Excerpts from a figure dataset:
========

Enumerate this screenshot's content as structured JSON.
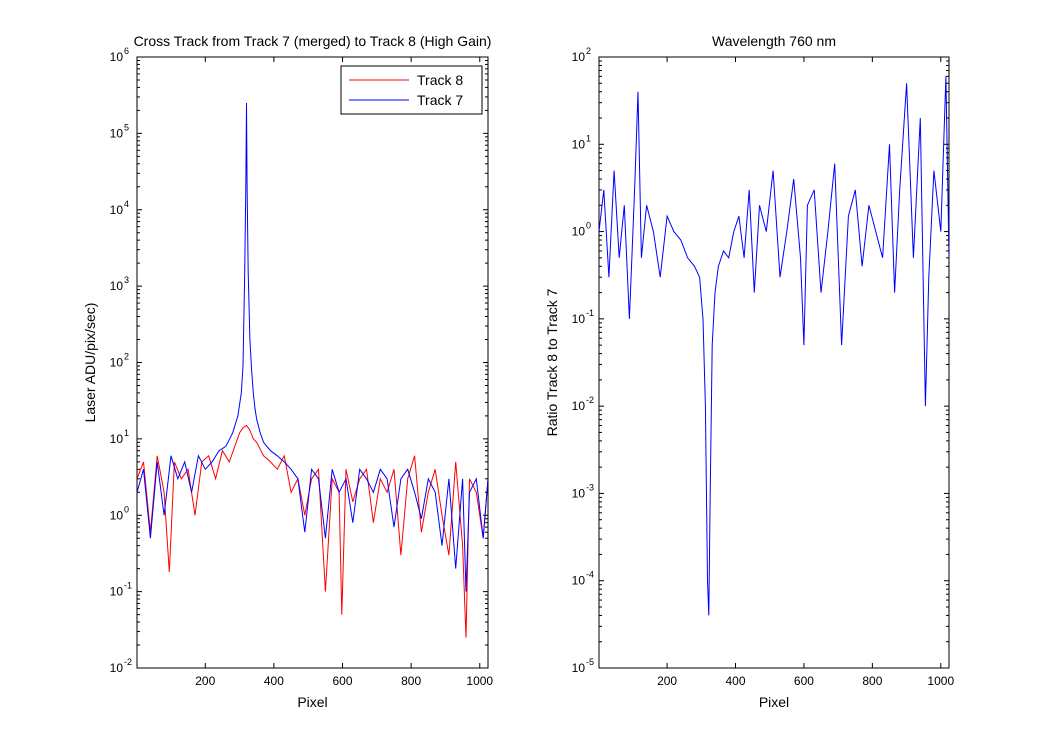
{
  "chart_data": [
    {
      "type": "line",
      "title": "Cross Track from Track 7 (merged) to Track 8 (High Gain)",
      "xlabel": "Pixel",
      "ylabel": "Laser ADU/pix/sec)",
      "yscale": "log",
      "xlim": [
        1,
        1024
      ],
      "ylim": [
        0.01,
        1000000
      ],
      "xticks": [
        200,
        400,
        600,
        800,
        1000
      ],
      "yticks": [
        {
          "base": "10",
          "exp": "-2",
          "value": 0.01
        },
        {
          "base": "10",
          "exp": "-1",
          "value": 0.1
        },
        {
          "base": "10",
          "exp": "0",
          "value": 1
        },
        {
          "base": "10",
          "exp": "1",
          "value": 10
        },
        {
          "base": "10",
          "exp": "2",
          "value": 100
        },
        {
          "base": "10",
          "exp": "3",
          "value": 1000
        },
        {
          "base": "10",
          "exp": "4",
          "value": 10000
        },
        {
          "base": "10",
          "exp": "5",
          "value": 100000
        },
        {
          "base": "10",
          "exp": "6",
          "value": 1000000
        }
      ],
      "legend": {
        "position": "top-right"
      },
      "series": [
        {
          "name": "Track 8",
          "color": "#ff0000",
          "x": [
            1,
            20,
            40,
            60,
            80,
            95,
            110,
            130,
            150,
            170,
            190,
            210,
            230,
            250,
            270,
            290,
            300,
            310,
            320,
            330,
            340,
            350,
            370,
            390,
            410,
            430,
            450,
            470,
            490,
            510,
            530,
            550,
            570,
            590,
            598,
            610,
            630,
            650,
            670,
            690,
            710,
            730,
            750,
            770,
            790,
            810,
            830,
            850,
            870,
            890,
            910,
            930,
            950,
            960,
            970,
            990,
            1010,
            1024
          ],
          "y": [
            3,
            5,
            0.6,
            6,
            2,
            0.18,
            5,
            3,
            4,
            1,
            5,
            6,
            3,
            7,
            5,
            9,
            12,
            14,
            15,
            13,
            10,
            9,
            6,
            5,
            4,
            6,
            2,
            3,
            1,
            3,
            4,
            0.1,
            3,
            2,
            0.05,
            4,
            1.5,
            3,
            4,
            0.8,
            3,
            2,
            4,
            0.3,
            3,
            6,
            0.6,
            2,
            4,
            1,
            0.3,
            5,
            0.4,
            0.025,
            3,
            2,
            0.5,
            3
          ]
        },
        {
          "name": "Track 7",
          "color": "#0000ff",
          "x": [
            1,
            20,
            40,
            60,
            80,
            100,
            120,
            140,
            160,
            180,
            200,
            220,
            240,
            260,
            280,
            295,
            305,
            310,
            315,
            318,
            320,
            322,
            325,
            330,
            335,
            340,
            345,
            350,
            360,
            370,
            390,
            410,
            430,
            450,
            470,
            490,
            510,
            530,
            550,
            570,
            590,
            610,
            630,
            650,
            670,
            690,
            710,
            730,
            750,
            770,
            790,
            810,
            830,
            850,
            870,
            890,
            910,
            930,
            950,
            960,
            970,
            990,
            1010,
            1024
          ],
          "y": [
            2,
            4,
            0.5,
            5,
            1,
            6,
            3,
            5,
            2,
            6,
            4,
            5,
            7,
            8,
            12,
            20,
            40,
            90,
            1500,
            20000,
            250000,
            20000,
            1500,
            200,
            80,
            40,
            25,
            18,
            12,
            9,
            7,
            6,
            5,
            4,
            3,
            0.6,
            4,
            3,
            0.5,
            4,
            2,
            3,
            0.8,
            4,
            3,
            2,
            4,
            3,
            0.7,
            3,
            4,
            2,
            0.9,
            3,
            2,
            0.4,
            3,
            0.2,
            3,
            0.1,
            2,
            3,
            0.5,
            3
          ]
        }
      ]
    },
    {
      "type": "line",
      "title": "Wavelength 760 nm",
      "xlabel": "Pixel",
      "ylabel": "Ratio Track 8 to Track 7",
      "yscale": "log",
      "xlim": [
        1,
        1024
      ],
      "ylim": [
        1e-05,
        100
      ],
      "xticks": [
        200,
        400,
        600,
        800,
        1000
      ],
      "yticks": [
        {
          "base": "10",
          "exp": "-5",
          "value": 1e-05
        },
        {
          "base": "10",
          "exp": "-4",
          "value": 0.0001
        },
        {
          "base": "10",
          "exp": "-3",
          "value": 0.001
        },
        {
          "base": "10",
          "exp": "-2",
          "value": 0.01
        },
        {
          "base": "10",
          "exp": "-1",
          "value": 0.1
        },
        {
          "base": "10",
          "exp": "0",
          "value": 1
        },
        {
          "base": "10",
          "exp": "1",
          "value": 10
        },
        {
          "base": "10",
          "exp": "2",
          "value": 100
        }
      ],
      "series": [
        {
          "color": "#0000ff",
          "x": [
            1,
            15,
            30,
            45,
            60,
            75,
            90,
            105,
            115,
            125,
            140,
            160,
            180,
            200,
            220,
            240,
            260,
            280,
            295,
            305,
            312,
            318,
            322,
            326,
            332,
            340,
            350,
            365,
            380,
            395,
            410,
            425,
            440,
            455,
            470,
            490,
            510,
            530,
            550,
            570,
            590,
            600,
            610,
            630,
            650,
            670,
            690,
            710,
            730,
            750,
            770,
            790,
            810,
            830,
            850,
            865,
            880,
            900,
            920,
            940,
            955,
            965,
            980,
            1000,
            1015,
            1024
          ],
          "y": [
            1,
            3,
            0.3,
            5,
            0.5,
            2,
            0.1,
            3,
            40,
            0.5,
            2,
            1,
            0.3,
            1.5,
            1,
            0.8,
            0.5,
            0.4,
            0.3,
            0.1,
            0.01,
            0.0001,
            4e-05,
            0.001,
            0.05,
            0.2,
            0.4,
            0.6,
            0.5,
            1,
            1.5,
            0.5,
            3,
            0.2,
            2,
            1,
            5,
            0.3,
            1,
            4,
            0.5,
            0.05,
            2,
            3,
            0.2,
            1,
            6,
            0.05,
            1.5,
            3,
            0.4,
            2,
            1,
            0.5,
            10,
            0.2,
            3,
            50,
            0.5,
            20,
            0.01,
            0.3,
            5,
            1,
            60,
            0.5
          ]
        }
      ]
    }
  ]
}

========

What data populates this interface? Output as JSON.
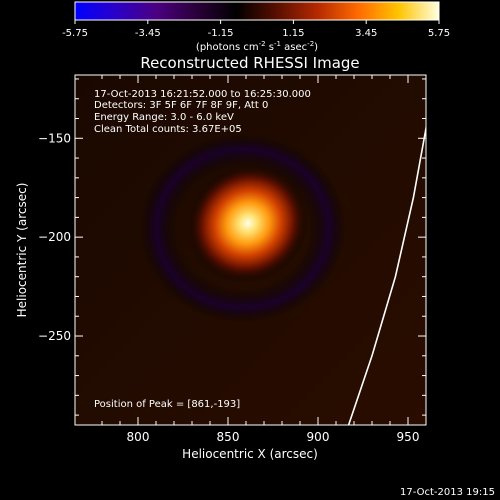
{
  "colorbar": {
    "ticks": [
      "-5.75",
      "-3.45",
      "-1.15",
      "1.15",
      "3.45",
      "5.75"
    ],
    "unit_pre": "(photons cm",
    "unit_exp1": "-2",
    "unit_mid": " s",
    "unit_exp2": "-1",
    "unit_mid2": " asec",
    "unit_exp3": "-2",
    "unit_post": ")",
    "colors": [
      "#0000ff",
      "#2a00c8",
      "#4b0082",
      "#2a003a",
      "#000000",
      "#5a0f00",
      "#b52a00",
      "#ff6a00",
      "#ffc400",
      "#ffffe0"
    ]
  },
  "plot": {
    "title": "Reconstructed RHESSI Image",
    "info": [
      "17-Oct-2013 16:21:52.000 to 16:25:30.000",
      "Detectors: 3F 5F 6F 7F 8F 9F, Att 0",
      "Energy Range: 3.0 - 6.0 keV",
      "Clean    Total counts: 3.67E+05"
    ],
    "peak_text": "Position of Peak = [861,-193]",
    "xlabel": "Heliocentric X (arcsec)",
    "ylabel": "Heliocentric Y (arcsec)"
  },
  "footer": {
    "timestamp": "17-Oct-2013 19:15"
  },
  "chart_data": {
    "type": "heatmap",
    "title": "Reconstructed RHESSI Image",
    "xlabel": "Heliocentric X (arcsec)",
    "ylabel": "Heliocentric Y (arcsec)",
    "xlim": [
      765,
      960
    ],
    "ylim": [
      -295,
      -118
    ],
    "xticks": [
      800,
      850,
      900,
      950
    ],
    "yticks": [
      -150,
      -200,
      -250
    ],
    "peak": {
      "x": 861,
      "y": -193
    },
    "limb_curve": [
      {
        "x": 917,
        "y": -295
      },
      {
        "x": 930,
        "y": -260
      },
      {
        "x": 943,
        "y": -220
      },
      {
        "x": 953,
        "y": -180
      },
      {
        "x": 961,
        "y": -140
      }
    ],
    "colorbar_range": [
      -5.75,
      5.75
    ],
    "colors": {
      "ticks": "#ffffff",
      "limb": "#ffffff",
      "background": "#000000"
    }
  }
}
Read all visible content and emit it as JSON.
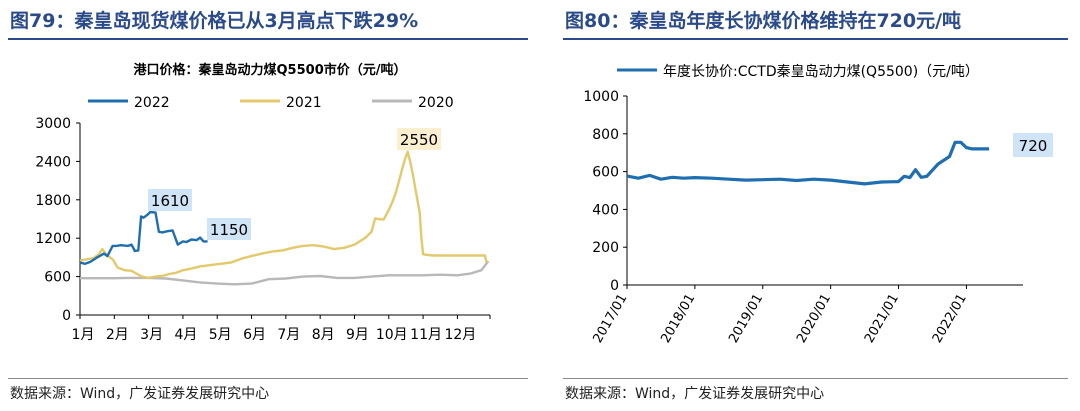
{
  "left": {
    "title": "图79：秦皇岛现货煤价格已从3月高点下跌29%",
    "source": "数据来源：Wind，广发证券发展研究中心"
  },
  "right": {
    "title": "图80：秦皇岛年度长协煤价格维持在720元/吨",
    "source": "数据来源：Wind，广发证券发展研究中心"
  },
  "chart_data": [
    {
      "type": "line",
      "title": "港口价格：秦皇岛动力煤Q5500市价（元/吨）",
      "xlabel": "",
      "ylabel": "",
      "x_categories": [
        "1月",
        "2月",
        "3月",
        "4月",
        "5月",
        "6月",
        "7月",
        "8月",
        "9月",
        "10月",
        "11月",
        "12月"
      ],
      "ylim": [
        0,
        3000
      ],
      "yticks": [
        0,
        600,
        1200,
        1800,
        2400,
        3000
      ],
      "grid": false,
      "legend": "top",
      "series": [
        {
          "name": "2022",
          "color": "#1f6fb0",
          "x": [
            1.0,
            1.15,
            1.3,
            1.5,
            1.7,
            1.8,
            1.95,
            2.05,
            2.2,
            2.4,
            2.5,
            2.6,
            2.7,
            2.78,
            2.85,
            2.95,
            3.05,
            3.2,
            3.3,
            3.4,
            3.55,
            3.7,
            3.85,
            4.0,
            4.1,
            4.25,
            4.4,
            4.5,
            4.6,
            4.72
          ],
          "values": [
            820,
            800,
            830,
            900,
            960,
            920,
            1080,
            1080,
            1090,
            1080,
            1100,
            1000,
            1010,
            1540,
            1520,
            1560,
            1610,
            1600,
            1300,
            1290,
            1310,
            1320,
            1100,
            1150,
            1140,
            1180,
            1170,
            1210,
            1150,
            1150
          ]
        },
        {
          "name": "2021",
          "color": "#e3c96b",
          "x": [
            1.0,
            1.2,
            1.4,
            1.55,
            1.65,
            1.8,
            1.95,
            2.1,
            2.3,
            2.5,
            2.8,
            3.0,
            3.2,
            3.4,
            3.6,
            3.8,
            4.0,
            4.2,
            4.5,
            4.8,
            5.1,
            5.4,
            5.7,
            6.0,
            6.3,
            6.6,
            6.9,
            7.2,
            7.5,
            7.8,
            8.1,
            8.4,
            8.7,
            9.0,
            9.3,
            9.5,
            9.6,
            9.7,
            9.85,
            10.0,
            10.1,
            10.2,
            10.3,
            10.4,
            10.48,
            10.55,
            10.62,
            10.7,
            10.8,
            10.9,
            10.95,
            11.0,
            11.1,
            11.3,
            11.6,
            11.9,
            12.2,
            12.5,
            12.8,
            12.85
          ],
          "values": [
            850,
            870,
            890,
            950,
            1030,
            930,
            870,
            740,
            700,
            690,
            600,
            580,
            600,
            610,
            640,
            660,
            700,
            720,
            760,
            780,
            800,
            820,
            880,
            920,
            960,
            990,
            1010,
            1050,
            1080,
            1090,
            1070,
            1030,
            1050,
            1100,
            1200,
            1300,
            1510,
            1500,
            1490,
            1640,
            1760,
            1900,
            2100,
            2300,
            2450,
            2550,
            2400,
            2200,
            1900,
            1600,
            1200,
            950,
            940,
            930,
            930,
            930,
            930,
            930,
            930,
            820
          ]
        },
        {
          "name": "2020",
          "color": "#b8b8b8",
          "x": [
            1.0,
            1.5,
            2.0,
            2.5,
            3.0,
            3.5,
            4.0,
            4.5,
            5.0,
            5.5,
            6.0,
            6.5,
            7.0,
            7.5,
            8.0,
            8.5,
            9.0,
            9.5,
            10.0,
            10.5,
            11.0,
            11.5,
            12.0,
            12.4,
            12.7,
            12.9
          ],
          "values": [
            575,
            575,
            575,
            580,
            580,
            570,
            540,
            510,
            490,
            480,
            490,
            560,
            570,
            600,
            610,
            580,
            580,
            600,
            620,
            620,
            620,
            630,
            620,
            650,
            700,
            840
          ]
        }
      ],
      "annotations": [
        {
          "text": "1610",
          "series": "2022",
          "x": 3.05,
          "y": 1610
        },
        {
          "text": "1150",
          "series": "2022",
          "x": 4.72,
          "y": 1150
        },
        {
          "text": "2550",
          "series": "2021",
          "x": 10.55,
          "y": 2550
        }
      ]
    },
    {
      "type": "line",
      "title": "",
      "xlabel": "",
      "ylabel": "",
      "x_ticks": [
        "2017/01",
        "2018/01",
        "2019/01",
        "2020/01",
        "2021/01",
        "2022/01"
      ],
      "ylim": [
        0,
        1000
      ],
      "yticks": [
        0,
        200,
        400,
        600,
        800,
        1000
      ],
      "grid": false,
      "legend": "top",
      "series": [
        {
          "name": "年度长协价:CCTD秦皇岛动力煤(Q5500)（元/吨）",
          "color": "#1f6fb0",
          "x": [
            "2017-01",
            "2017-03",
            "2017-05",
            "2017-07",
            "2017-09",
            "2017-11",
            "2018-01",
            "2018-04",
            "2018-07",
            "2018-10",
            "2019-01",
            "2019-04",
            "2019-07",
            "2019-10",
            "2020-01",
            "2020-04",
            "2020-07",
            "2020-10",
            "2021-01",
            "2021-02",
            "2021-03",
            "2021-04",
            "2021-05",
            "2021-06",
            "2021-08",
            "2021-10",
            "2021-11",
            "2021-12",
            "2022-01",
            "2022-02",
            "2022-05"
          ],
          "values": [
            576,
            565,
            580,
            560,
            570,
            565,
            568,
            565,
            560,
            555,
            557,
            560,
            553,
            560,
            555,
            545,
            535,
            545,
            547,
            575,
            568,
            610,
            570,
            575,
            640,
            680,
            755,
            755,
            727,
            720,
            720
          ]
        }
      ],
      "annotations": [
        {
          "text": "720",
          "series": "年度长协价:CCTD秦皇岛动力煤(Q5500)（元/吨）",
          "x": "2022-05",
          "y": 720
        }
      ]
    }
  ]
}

========

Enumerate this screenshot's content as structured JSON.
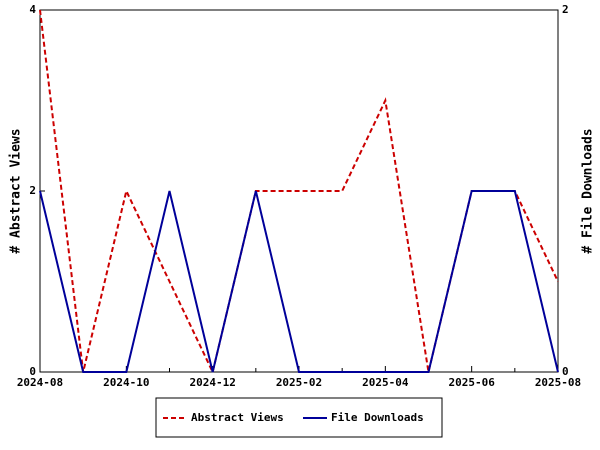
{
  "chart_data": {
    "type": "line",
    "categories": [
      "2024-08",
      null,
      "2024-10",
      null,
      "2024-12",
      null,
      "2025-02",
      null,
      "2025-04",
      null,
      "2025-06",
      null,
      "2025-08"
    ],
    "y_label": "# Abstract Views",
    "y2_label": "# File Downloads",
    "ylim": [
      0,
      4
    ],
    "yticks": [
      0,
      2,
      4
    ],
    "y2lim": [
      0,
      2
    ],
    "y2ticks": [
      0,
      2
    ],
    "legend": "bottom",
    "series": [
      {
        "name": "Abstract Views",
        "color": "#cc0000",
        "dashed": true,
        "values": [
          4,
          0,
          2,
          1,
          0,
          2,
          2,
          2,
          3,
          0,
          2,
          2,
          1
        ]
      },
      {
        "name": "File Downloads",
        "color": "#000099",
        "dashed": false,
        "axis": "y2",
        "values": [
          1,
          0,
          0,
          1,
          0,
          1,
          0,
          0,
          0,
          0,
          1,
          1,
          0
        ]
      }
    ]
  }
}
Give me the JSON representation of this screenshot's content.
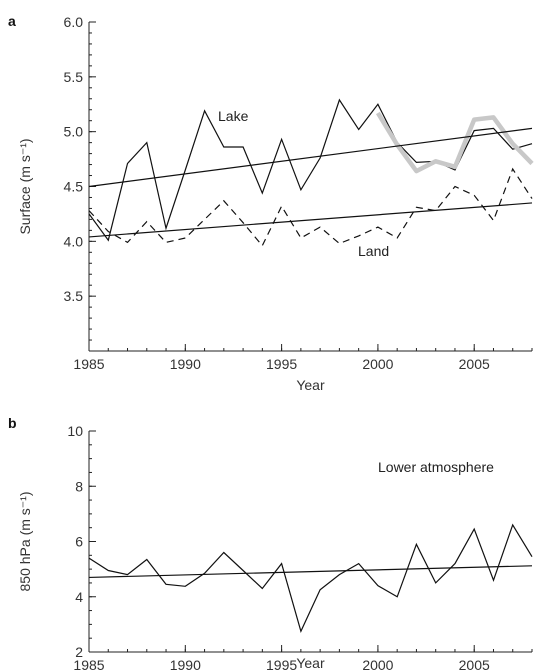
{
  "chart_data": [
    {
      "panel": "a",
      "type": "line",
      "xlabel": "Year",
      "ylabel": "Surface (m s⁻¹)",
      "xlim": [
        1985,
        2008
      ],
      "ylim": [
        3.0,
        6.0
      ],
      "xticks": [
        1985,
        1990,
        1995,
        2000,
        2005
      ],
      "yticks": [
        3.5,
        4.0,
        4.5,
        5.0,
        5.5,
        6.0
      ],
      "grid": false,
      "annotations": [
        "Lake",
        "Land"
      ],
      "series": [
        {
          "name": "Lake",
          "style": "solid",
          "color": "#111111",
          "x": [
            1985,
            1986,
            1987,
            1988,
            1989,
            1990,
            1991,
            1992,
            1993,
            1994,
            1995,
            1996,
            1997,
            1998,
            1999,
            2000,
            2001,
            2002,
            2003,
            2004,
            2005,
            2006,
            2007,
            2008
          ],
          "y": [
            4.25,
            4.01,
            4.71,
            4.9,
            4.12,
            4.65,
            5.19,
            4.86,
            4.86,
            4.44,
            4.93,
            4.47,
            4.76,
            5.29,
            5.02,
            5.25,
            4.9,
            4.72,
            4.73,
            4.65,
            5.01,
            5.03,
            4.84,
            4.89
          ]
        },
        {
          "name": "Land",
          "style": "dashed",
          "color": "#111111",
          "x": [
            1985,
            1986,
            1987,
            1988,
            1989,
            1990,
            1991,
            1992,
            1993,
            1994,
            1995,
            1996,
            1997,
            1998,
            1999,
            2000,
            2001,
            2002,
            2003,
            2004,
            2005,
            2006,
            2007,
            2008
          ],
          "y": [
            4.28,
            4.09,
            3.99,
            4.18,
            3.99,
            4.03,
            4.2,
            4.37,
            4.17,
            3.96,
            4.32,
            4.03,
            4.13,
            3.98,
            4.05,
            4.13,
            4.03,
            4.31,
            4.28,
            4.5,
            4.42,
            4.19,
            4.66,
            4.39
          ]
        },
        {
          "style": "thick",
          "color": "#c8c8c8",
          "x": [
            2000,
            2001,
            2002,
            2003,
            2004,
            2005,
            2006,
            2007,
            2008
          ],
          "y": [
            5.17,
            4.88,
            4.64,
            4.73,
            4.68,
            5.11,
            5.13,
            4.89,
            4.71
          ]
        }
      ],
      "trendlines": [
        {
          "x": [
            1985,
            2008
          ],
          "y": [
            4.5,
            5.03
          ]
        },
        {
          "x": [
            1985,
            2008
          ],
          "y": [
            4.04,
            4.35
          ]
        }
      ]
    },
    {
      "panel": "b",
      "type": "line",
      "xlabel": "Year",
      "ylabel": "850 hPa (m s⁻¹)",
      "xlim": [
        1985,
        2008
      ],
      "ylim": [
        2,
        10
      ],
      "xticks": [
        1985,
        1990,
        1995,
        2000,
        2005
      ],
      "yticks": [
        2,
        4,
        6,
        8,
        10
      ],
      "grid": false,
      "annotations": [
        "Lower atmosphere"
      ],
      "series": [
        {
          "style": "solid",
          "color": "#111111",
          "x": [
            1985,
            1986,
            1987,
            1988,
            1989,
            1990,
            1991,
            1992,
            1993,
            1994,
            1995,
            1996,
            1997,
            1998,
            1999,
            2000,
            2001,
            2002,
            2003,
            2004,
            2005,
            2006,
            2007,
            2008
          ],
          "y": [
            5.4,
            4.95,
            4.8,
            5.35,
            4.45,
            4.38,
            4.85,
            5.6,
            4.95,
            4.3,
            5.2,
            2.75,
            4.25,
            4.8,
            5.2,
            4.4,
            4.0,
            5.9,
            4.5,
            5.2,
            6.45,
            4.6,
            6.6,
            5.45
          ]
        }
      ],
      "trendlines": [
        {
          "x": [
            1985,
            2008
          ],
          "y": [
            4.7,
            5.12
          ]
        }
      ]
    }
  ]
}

========

Task objective
From the data above, gather every line that includes the word "ylabel".

Solution to this exercise
      "ylabel": "Laser ADU/pix/sec)",
      "ylabel": "Ratio Track 8 to Track 7",
    "ylabel": "Heliocentric Y (arcsec)"
    "ylabel": "Heliocentric Y (arcsec)",
      "ylabel": "",
      "ylabel": "",
      "ylabel": "Surface (m s⁻¹)",
      "ylabel": "850 hPa (m s⁻¹)",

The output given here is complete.